§ **What is expected**
Work out the number of lines containing "label". Give that number alone.

Stored entries
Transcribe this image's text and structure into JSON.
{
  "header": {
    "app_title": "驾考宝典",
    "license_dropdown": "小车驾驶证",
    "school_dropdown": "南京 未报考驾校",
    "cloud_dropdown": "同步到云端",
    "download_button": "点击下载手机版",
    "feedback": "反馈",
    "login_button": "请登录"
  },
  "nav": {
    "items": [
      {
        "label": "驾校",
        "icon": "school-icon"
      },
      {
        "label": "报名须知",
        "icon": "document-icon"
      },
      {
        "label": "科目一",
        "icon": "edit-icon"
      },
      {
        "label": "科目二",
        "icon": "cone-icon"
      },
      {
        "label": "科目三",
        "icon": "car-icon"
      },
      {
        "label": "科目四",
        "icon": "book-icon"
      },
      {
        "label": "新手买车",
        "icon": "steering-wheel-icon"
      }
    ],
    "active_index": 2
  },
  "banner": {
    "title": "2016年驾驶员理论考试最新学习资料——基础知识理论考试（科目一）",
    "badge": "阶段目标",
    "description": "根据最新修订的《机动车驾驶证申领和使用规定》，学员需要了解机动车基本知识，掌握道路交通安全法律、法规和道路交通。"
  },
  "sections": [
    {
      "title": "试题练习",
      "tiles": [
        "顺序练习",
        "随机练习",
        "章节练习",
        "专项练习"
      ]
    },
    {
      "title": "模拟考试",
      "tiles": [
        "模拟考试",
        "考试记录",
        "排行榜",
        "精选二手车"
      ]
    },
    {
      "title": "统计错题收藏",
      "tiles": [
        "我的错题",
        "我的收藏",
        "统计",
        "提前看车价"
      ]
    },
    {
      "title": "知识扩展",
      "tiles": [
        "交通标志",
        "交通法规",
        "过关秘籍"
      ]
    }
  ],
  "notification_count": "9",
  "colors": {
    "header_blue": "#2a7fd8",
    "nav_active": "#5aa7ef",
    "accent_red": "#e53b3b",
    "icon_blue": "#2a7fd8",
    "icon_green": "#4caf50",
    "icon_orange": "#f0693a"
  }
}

§ **Reply**
7